EXERCISE SET -
a) In the satirical legal dictionary excerpt, list every headword under the letter H.
b) Write the next few entries of the satirical legal dictionary excerpt, picking up after its final entry.

EXCERPT -
Also Read: The Devil’s Advocate’s Dictionary III

This Week’s Entries

G

Gaali: Vernacular for ‘Abuse’, permitted for certain political parties under the legal provision of ‘Freedom of Speech’, which see.
General Body Meeting: Annual excuse for samosa and chai.
Gol-maal: Vulgar native term for a serious legal issue: see entry under ‘Fraud.’
Gomutra: See entry under ‘legacy’.
Grievous Bodily Harm: As caused by the guardians of the law to human rights activists and other urban naxals in response to peaceful protests.
Guarantee: A promise not meant to be taken seriously.
Guarantor: Wilful loan-defaulter’s accomplice.
Guardian of the Law: As in Do Not Tangle With.
Guilty: Who, me? (See also entries under ‘Mea Culpa’ and ‘Not Guilty’.)
 
 

H

Habeas Corpus: Writ petition seeking remedy for wrongful imprisonment. (Of little avail when the detention in jail is genuinely unlawful: see entry under ‘False Imprisonment’.)
Havala: A foreign-exchange racket in which, of course, no Indian politician has ever been involved. See entry under ‘Guilty.’
Harassment: An aspect, inter alia, of sexual misconduct, of which the higher judiciary has been wholly innocent. Again see entry under ‘Guilty.’
Health Insurance: Don’t be silly.
Hell: See next entry.
High Court: Place where you will find fellows with nervous tics and haunted faces, waiting for justice when they have been through only 369 adjournments. See previous entry.
Hindu: See entry under ‘citizen.’
Housing Associations: An important reason for keeping the legal profession alive and well.

RECORD EXCERPTS -
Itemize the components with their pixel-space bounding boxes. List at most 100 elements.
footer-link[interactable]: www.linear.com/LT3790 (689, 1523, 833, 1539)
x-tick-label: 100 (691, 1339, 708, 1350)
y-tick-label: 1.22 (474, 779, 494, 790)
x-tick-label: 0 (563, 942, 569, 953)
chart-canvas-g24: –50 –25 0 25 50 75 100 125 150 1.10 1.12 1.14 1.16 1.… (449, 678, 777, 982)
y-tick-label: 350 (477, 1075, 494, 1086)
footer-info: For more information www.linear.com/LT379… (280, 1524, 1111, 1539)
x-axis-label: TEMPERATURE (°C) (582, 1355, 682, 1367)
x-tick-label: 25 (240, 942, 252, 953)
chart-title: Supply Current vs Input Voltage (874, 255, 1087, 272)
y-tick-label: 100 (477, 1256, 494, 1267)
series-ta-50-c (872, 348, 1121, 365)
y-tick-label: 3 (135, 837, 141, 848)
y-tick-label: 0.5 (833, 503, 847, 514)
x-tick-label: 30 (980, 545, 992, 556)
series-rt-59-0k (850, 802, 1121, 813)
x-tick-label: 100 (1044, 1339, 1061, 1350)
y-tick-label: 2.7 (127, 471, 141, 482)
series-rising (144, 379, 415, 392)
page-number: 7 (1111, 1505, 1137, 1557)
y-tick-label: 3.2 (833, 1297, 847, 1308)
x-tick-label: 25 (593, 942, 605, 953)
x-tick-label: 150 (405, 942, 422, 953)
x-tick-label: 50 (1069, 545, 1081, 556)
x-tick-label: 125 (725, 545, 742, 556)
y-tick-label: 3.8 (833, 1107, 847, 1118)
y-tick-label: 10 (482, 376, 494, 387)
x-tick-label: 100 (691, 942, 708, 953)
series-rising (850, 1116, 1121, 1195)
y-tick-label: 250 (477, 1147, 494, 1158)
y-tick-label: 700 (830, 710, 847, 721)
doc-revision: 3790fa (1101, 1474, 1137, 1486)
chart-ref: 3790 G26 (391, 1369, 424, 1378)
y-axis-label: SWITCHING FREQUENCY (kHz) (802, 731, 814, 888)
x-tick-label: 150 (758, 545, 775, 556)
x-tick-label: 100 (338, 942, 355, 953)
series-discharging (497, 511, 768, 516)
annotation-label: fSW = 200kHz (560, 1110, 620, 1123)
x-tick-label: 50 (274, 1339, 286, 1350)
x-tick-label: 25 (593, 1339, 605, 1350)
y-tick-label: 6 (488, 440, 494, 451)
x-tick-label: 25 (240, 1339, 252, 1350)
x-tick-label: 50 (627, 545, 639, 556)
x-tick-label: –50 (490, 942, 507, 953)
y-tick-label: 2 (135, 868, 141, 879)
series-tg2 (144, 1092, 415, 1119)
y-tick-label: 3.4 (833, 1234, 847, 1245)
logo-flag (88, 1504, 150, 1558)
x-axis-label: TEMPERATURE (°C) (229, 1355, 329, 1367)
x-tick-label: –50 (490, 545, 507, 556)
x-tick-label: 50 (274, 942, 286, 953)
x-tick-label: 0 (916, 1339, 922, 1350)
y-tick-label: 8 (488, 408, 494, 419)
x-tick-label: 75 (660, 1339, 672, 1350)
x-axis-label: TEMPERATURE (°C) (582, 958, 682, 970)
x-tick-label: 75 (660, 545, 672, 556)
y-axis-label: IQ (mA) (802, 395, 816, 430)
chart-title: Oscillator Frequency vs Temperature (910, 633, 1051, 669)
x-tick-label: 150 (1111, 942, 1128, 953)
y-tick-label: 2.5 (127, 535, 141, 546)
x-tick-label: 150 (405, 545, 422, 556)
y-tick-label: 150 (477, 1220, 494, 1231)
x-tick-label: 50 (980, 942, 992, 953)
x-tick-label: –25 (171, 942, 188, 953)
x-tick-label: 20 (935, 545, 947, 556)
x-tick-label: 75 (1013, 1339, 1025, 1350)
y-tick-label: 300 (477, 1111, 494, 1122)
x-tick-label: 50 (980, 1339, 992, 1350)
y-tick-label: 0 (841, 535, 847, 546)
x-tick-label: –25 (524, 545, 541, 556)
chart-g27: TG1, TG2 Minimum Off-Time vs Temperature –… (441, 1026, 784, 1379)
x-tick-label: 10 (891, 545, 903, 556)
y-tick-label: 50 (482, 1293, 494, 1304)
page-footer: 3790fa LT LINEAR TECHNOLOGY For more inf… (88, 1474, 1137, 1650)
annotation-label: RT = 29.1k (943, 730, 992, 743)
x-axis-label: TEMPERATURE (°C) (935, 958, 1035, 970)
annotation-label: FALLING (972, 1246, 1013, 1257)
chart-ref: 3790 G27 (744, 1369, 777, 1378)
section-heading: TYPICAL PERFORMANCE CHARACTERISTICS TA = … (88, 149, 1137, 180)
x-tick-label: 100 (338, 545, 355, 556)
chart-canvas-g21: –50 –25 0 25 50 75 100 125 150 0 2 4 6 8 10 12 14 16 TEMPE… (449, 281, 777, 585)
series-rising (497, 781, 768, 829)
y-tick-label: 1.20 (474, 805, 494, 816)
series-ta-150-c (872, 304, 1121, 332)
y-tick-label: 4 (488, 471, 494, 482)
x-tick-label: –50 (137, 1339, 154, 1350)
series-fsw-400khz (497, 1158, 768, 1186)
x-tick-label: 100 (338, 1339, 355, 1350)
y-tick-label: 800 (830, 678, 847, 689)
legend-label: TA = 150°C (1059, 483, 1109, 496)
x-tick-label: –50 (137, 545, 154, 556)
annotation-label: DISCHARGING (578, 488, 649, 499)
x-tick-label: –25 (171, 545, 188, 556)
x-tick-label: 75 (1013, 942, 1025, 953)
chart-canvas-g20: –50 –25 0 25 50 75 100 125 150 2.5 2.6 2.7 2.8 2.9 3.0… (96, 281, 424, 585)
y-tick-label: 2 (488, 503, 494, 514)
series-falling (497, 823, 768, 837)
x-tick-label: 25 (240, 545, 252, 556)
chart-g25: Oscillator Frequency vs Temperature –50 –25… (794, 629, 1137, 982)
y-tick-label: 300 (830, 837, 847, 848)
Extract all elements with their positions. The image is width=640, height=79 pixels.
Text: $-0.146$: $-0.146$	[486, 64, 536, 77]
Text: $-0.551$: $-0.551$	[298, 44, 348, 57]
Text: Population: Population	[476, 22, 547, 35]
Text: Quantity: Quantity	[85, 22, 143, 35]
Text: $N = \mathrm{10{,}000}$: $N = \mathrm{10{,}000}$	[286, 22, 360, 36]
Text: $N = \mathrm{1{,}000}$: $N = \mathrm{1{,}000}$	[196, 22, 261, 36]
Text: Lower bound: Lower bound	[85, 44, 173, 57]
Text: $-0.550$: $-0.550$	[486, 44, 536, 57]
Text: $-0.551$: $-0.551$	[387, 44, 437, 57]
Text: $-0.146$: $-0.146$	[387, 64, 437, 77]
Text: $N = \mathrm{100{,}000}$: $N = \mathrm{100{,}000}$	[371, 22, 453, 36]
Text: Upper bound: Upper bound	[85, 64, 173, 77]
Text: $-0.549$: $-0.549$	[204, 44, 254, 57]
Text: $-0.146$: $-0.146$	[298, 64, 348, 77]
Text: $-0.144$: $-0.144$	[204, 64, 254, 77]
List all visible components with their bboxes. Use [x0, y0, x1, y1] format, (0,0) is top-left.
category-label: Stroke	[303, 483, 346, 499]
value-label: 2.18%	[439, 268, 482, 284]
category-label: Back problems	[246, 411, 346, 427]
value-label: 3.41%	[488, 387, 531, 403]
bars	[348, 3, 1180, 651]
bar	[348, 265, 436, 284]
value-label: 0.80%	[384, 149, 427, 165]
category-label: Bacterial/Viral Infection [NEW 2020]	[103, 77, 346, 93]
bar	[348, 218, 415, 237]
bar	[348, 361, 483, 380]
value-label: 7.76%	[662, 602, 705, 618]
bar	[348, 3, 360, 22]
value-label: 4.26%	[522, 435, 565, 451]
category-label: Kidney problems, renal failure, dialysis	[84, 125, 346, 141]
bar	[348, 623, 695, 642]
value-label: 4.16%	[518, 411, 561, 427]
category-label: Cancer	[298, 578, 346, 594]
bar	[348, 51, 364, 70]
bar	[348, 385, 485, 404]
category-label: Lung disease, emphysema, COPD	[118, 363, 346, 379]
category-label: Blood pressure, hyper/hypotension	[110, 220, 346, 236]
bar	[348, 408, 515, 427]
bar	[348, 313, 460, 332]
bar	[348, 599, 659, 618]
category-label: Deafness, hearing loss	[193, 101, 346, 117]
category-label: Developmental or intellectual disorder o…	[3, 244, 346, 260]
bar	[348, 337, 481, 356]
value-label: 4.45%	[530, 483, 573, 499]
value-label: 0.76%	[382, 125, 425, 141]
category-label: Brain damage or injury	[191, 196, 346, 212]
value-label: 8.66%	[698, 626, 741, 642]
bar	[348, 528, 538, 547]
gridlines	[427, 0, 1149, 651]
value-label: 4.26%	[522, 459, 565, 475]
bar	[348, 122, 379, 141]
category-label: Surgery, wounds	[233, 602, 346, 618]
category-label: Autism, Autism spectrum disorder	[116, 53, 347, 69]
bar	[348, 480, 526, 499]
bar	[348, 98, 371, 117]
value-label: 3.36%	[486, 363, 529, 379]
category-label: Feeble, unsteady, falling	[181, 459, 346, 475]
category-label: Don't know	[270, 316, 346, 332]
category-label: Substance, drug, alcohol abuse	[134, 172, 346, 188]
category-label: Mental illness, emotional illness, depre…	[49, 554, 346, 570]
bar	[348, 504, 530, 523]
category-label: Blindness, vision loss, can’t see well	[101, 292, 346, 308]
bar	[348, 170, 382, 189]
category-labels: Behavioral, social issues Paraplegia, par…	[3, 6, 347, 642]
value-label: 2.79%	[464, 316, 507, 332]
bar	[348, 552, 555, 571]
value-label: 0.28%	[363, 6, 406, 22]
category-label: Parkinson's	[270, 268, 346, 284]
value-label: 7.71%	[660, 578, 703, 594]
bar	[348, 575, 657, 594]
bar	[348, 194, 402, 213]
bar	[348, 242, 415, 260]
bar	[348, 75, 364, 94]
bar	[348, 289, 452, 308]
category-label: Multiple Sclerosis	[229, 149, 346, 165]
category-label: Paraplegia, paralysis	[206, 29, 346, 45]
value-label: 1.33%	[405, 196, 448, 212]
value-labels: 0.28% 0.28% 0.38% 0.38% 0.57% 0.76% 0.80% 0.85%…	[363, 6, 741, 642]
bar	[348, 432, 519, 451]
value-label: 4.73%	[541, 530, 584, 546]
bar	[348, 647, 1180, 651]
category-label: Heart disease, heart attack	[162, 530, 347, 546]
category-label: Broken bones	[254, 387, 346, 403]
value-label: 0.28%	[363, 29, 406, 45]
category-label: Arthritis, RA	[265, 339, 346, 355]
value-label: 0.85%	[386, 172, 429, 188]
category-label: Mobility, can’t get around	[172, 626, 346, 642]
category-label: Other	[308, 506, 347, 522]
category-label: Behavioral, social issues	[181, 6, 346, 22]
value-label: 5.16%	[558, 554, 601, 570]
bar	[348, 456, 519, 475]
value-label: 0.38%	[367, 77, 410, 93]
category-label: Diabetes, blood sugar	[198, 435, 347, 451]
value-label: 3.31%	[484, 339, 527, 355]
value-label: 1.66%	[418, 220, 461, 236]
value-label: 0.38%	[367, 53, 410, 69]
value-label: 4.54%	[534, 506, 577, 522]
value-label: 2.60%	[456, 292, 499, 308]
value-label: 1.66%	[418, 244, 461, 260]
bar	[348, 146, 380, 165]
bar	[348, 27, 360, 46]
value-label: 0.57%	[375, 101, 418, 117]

PER-TASK OUTPUTS -
a) Habeas Corpus, Havala, Harassment, Health Insurance, Hell, High Court, Hindu, Housing Associations

b)
 

I

I: Me, myself. A legal entity who is the Indian elite’s favourite obsession. The other one is Priyanka Chopra.
Idiot: See entry under ‘Ass.’
Illusion: The notion that the Bench presiding over a Court in session is awake.
Income: There are two kinds—Private Disposable and Gross National, the first of which is declared by the tax-payer and the second is estimated by the government. Consequently, the one is always too small and the other too large to be true.
Indictable Offence: Working for the oppressed and in the cause of one’s country. The offence is called sedition.
Information: There used to be a Right to it.
Infructuous: Going to court.
Intermediary: The villain in all defence deals who never exists.
Interrogation: In a police station, this is constituted by questions addressed to the suspect’s shin and knee-caps.
Intestate: The meaning of the word is conveyed literally in this piece of judicial anecdotage:  when asked by the judge why litigant’s father had made no legal provision for the disposal of his property before his death, litigant replied: ‘Unwilling.’
Intimidation: What should work if a bribe does not.
Ipso facto: Part of the judge’s arsenal on which she or he draws when putting down learned counsel, just to make it clear to the cocky advocate that the former, at a pinch, might also have access to ‘pari passu’, ‘per se’, ‘pro tem’ and ‘in extenso.’
Issue: Legal expression for one’s brats. It has now passed into common parlance such as in conversations addressed to you by a stranger on a railway journey: ‘Your good name? Employed? Monthly emolument (see entry)? Married? Any issues?’
 
 

J

Jail: An honest person’s rightful residence. C.f. Henry David Thoreau: ‘Under a government which imprisons any unjustly, the true place for a just man is also a prison.’
Jamia Milia: See entries under ‘Bhima Koregaon’, ‘jail.’
Jammu and Kashmir: See entries under ‘Jamia Milia’, ‘jail’.
Joint and Several Liability: You and I, as in people who have the responsibility of making up the budget deficit.
Joint Lives Policy: Invitation to homicide.
Joint Tenancy: Invitation to forgery.
Joyriding: Ministerial activity undertaken in the cause of foreign policy. See entry under ‘alibi’.
Judge: Pedestrian term for ‘His Lordship’, ‘His Eminence’, ‘His Excellency’, ‘His Majesty’, ‘His Exaltation’, ‘His Handsomeness’, etc. See entry under ‘unimpeachable’.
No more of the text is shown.